TASK PROMPT —
Using the entries that follow, collect the lines where the word "ศนคต" appears.

GIVEN RECORDS —
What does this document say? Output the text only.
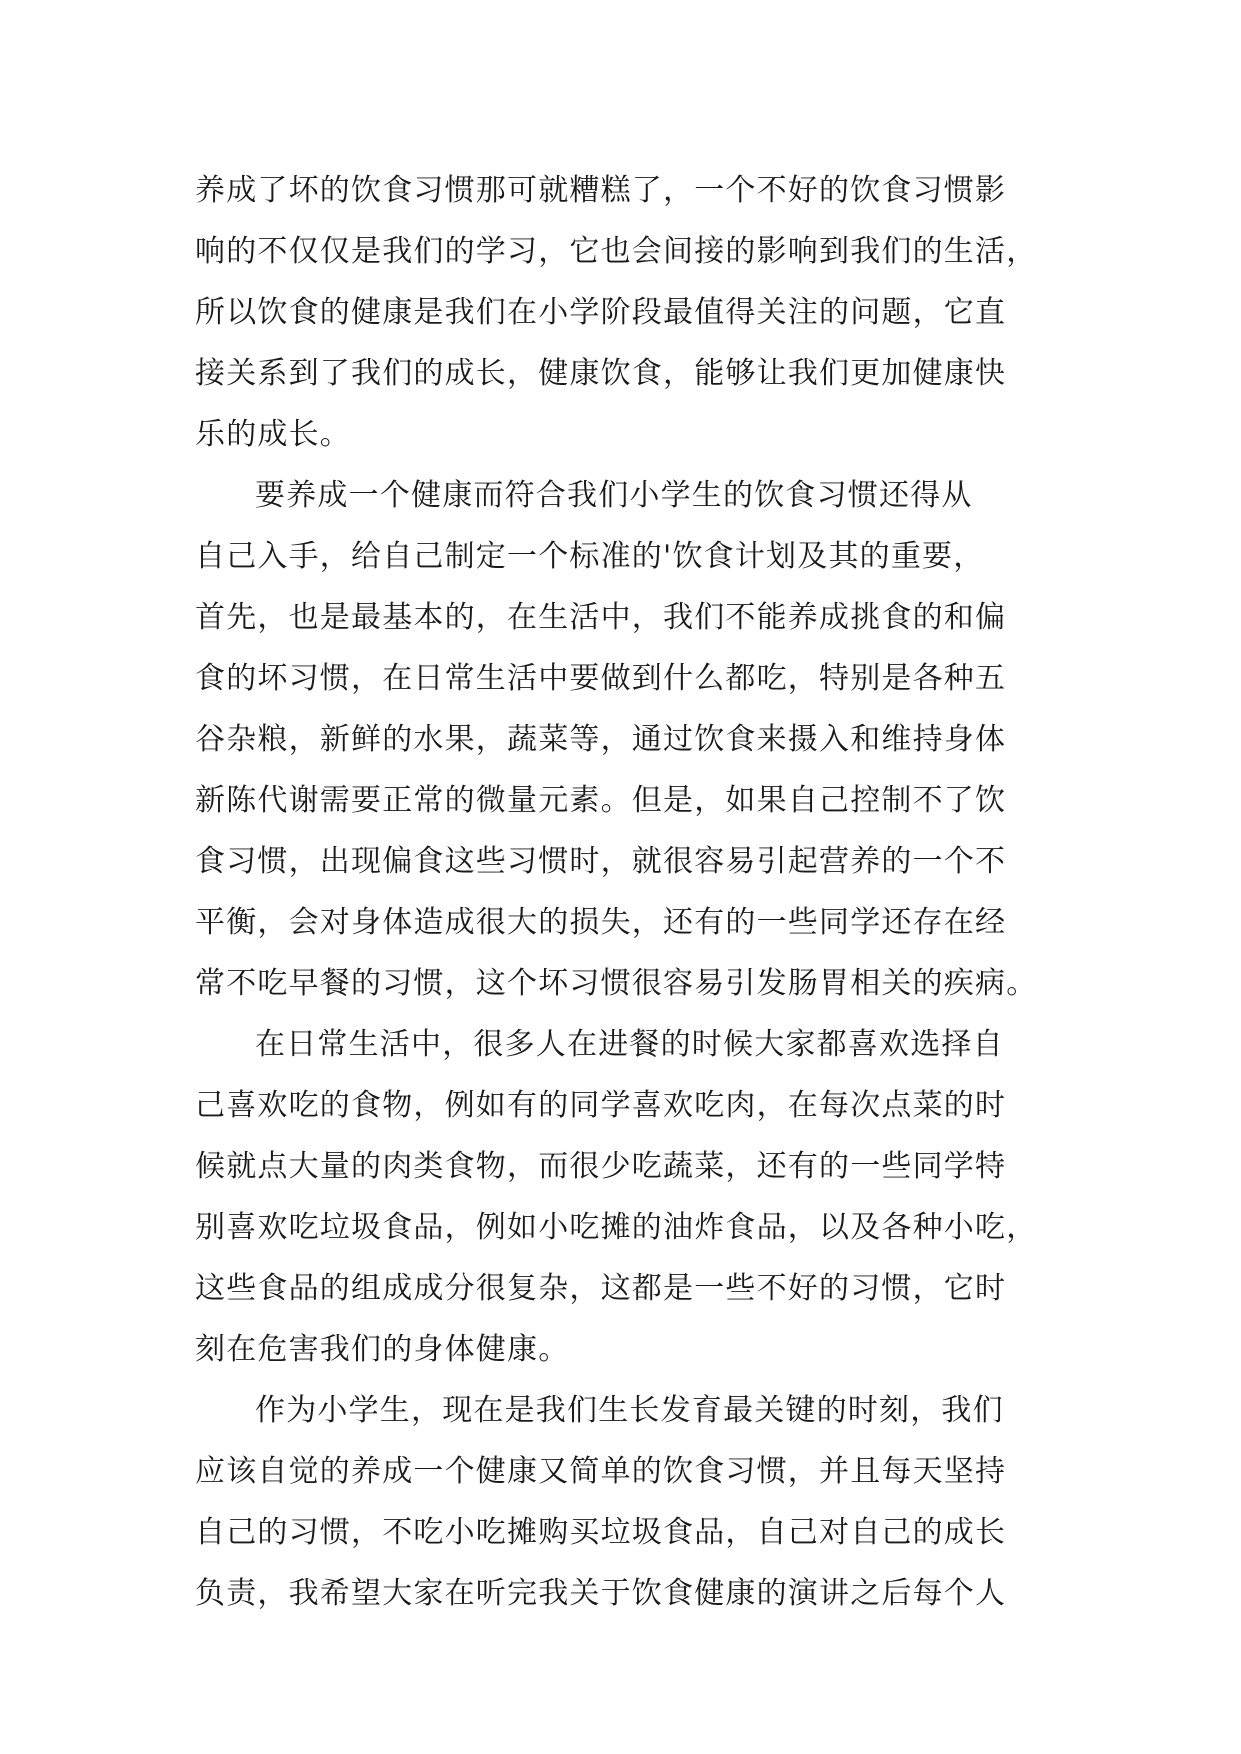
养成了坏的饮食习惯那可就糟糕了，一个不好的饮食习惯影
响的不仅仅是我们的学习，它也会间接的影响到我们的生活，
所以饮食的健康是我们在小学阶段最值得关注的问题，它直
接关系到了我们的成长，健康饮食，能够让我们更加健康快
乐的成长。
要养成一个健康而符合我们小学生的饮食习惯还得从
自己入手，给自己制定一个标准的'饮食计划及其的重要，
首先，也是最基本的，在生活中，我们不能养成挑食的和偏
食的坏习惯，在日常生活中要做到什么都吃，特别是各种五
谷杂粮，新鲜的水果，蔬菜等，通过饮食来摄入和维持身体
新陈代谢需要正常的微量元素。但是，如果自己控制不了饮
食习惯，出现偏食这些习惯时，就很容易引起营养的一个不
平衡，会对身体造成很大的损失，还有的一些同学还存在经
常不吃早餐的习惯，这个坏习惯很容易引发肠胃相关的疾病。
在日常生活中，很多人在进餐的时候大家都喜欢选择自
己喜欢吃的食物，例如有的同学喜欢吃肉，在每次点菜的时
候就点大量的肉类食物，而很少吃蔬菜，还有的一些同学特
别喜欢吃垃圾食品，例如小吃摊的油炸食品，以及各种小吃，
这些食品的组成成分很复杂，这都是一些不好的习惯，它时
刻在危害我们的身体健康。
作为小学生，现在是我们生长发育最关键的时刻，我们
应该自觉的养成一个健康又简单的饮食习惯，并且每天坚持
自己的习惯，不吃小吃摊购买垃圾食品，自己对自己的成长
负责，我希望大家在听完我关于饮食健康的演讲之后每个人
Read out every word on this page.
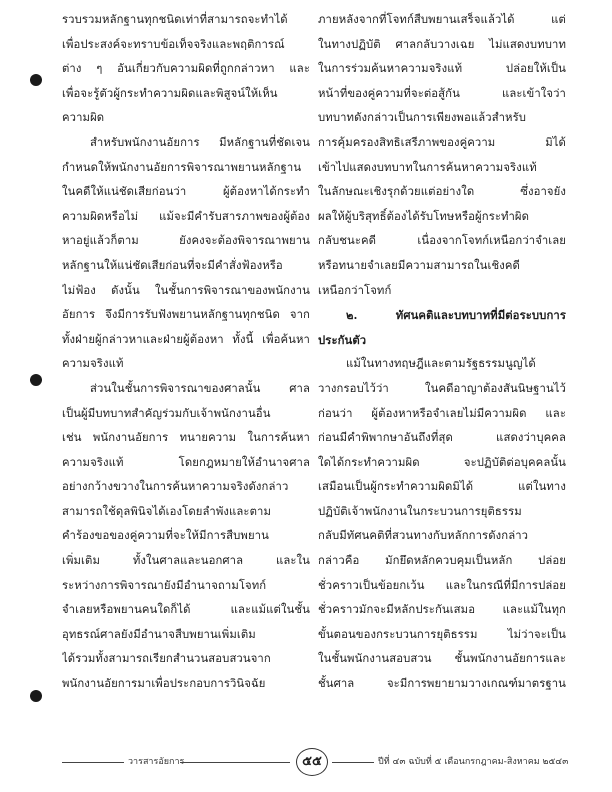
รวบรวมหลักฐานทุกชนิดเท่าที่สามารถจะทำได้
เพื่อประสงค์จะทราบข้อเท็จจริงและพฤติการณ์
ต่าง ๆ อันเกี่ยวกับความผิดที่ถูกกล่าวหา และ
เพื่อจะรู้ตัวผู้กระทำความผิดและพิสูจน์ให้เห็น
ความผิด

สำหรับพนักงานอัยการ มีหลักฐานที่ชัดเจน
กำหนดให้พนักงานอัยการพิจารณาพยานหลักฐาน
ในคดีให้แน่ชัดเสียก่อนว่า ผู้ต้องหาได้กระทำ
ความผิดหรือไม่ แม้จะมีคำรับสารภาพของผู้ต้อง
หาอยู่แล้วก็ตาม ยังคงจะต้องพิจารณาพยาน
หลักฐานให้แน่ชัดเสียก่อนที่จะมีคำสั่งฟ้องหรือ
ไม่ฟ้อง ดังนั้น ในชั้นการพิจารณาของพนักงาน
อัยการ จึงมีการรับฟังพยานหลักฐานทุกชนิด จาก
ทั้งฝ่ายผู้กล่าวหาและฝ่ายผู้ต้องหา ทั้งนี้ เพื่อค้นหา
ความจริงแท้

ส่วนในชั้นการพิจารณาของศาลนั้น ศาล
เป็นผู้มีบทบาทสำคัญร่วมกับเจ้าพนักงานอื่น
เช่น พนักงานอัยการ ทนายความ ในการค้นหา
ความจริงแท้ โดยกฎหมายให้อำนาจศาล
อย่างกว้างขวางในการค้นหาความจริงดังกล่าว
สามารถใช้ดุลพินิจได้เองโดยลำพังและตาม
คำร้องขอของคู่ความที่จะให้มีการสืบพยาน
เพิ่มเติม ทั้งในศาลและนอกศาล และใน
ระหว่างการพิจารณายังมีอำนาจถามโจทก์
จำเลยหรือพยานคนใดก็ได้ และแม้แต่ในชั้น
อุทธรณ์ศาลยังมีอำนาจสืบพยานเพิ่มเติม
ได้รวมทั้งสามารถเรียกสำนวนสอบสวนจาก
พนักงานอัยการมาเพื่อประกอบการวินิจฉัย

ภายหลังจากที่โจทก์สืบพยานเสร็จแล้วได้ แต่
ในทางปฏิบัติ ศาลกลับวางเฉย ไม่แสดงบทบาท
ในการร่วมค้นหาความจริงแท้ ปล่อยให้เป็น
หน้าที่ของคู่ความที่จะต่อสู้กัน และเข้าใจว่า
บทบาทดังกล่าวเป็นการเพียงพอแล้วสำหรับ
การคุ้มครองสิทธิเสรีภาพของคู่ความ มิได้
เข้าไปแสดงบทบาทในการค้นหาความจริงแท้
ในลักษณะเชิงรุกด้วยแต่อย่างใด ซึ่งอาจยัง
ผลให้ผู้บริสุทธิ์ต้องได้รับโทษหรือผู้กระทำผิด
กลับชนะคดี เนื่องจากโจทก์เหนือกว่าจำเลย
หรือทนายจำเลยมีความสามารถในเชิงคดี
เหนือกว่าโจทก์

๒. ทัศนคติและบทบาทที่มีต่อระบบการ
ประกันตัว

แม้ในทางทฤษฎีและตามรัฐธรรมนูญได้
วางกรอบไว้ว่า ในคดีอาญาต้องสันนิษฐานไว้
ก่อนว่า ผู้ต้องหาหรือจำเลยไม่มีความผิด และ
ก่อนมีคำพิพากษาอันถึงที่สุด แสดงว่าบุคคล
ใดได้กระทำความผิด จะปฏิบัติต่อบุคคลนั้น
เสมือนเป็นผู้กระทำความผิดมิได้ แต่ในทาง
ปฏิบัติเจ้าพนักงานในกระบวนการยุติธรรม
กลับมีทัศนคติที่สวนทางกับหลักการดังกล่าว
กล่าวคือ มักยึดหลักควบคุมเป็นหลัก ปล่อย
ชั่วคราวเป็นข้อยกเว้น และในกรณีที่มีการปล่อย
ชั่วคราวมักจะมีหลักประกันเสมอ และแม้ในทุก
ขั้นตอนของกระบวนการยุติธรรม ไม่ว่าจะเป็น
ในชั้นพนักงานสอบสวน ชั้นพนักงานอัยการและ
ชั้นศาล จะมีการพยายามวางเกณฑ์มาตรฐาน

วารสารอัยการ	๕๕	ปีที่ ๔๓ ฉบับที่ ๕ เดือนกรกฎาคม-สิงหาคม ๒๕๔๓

==

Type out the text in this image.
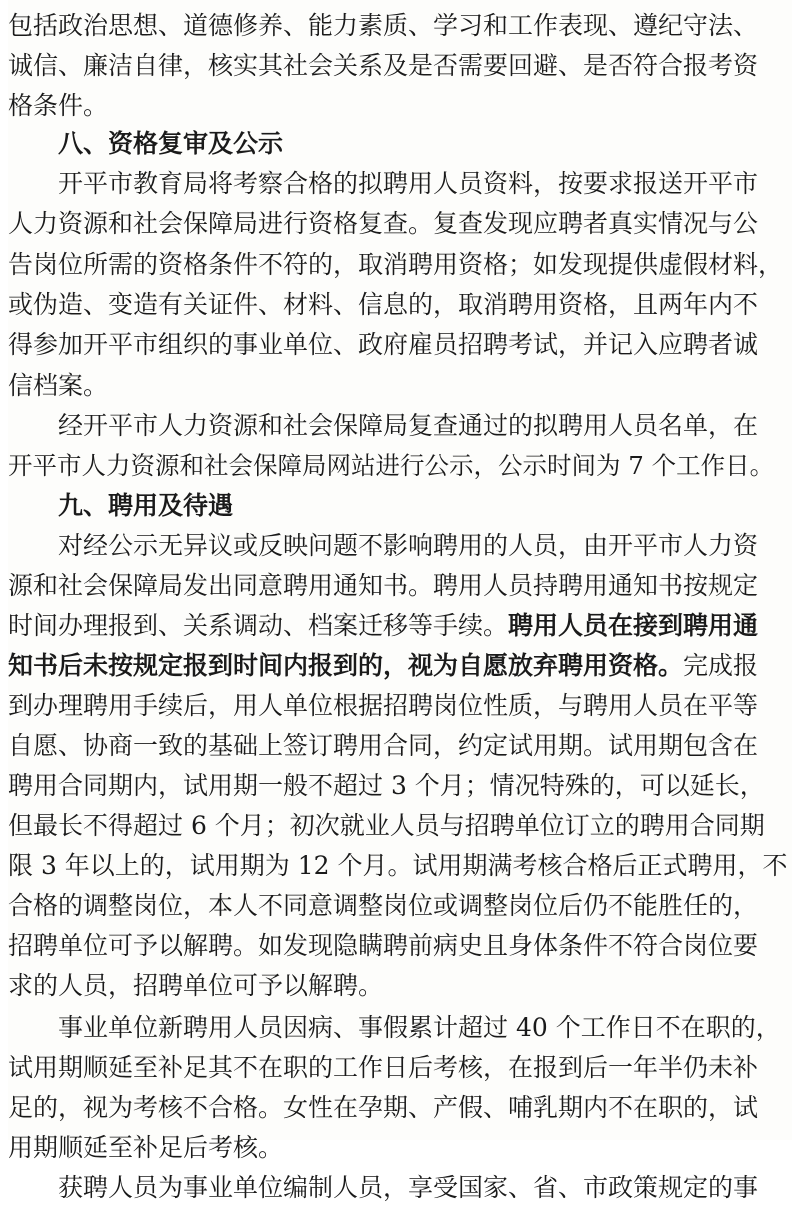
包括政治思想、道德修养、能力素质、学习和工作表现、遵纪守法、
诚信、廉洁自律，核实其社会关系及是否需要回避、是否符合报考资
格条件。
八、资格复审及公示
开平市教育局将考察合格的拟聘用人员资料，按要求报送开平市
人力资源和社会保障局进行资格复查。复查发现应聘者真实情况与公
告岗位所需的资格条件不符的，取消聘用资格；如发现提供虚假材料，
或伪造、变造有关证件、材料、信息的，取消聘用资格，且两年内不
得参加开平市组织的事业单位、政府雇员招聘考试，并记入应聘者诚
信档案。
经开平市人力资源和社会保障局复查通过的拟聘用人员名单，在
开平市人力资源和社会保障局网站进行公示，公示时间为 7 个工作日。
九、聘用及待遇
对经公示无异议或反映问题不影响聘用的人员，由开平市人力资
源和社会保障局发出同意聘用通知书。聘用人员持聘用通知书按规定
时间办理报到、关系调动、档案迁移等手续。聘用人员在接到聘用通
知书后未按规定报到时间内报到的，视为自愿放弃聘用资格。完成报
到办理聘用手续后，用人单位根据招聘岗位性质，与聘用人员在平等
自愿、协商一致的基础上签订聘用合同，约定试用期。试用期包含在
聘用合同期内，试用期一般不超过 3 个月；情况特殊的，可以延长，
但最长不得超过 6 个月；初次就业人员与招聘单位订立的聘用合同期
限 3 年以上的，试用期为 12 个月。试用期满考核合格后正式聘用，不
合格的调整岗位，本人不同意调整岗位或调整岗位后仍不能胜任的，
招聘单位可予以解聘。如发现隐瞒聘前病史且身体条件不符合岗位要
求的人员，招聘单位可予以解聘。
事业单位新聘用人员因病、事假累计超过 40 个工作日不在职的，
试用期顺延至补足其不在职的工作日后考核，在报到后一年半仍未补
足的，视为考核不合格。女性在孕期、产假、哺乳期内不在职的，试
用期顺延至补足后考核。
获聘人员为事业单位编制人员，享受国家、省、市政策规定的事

RESULT FOR THIS TASK —
๒. ทัศนคติและบทบาทที่มีต่อระบบการ
กลับมีทัศนคติที่สวนทางกับหลักการดังกล่าว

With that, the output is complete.